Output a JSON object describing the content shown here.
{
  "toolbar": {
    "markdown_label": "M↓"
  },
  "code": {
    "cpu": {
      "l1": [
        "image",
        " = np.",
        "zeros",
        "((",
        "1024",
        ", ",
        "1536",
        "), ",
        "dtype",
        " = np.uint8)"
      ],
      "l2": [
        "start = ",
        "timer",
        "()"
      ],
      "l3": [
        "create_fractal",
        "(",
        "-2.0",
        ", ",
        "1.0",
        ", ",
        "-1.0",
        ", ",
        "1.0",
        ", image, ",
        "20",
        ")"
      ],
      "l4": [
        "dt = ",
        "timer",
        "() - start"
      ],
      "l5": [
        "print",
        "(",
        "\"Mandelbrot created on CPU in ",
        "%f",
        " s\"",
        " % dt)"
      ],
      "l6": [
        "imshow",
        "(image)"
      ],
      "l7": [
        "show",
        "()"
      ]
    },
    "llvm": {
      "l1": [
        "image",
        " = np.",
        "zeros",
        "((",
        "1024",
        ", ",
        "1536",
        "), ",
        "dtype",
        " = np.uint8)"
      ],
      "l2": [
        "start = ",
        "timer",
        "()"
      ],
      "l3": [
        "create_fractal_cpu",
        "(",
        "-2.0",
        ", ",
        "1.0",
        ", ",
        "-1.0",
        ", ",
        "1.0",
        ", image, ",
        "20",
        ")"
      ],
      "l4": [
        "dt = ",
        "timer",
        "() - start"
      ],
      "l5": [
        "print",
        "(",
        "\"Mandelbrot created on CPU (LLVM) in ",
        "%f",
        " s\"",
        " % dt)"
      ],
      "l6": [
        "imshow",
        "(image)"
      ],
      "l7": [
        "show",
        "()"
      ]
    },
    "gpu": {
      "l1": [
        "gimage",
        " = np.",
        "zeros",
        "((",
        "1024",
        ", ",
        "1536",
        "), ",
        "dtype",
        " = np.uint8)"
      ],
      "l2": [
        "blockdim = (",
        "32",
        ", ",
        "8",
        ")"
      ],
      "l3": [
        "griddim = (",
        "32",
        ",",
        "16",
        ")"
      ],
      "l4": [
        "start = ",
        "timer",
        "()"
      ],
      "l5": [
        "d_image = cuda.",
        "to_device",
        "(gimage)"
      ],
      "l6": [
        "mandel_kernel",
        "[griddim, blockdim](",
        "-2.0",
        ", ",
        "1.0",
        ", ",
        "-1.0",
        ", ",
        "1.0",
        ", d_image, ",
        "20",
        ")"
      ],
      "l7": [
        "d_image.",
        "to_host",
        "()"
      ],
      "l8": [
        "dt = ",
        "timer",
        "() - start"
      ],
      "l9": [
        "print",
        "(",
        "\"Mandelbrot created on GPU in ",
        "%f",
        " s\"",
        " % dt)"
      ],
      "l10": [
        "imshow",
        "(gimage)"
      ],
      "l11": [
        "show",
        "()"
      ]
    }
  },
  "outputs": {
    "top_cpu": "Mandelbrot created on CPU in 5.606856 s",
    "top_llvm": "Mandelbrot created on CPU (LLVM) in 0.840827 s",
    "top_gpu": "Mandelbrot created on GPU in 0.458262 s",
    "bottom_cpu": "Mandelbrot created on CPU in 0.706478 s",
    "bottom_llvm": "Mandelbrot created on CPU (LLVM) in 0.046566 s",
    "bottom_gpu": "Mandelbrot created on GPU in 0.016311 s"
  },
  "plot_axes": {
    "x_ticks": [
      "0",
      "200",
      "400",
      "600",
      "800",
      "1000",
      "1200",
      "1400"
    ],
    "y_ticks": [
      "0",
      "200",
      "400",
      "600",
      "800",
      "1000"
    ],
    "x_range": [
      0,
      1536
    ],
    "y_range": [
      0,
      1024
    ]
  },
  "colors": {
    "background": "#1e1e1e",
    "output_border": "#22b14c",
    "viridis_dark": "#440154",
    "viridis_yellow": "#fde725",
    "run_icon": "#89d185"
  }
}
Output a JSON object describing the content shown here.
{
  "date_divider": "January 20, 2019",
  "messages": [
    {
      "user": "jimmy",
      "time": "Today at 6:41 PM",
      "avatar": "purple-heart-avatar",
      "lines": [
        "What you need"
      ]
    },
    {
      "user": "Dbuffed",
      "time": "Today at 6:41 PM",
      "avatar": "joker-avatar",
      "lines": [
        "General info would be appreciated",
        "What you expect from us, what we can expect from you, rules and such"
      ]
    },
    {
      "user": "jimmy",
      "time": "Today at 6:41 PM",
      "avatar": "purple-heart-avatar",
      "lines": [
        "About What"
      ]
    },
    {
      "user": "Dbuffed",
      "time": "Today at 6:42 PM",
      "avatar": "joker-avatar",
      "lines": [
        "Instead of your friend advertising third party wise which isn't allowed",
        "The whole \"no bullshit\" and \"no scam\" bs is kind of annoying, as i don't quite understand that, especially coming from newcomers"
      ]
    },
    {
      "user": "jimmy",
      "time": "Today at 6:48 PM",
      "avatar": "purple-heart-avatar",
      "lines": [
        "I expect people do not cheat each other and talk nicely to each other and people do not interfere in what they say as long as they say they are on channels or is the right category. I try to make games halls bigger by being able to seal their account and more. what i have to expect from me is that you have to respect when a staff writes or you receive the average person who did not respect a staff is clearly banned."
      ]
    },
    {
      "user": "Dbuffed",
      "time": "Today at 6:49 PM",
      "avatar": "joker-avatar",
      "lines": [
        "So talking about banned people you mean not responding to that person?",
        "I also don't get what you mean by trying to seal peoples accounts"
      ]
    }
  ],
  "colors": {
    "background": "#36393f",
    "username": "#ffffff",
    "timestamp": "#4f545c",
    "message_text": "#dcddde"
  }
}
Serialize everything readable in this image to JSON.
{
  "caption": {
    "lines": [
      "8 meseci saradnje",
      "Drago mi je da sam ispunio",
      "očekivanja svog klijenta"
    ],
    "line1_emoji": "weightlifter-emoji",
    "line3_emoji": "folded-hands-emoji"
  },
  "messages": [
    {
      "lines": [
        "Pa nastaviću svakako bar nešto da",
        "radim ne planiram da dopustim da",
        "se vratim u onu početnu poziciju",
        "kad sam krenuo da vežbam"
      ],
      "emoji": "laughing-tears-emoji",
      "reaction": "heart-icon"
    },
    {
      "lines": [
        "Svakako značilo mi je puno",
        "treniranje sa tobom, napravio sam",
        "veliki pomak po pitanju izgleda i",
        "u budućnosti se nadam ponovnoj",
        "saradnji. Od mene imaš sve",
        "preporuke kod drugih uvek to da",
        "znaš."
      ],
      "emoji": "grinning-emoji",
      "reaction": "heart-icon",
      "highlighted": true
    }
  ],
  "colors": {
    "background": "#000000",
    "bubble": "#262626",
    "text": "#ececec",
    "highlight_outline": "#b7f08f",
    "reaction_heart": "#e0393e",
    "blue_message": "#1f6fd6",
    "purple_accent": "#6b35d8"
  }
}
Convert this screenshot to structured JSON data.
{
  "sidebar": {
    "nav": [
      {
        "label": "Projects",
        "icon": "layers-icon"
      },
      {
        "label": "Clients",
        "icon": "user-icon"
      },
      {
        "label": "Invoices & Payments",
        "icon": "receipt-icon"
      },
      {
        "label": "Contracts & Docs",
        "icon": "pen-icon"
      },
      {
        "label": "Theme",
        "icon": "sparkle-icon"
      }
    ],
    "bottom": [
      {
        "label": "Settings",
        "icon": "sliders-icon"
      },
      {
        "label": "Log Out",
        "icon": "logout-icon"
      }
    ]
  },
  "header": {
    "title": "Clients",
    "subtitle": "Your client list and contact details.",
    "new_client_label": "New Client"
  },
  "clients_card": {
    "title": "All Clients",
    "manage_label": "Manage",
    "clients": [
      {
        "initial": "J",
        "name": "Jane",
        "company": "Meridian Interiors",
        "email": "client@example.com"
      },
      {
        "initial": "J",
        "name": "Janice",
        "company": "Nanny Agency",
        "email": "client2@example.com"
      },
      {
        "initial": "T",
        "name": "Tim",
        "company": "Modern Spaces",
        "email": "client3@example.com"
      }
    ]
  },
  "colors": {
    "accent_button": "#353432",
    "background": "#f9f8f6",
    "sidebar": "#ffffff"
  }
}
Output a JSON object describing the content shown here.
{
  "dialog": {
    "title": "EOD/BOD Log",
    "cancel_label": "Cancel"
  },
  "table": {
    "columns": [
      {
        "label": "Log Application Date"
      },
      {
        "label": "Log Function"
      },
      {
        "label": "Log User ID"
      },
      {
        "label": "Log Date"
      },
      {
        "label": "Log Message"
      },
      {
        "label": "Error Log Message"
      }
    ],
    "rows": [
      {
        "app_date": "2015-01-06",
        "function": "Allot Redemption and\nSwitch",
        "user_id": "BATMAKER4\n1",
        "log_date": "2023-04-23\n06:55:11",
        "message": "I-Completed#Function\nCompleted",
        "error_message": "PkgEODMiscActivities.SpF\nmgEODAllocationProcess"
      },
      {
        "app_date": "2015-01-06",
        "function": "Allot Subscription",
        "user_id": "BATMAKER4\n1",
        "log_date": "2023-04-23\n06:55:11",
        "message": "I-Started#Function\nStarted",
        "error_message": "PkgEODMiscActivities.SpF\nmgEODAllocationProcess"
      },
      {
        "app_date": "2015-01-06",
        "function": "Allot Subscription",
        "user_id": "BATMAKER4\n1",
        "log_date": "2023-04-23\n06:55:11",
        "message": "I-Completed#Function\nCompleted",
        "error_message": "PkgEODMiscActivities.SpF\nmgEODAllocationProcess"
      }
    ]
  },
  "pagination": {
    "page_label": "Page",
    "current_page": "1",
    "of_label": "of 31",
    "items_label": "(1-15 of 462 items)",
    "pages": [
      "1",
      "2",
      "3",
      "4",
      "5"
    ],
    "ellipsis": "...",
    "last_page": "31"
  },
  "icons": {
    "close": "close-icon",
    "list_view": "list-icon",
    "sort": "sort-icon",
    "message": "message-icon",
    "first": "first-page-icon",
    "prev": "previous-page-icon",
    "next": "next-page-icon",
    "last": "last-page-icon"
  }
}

- DIRECTION:
Tally the lines containing "company". Provide the number without any other words.

- EXERCISE RESPONSE:
3